(Data excerpts)
"""
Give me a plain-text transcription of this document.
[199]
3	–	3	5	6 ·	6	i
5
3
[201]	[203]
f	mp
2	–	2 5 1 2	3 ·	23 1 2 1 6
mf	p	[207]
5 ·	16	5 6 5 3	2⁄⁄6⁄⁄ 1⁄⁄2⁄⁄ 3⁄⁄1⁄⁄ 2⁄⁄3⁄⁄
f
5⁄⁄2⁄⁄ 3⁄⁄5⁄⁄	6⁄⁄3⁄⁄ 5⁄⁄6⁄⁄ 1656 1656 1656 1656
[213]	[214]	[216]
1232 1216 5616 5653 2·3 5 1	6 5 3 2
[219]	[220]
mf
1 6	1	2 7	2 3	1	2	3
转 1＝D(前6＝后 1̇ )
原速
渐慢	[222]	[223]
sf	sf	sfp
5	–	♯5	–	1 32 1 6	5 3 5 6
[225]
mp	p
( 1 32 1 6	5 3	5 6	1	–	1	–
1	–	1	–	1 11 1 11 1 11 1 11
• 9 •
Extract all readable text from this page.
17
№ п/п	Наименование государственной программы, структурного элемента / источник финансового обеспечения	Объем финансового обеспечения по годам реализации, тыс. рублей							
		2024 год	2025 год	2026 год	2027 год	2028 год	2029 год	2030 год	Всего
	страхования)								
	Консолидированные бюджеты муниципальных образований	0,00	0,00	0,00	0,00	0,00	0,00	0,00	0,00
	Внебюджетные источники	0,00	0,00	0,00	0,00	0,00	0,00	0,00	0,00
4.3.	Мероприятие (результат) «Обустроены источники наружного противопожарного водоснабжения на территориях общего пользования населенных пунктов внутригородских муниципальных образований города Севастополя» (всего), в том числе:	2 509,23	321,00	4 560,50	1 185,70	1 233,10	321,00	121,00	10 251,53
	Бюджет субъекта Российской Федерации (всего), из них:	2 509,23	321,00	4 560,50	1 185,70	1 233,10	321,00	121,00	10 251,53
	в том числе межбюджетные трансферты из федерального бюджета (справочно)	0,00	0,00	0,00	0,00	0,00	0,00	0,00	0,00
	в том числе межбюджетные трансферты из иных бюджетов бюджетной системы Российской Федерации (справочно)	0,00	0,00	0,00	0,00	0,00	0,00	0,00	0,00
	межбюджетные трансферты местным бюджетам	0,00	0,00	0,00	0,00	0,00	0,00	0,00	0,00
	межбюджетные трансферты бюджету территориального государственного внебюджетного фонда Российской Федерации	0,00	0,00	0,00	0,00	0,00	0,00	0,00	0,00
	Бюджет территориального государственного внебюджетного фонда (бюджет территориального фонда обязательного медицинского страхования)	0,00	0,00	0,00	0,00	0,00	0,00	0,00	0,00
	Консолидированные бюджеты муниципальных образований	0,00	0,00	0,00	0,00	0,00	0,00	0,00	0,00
"""
== Given request ==
The lines above form a set of records; determine how many of them contain the string "text" and give that number alone.

== Full output ==
2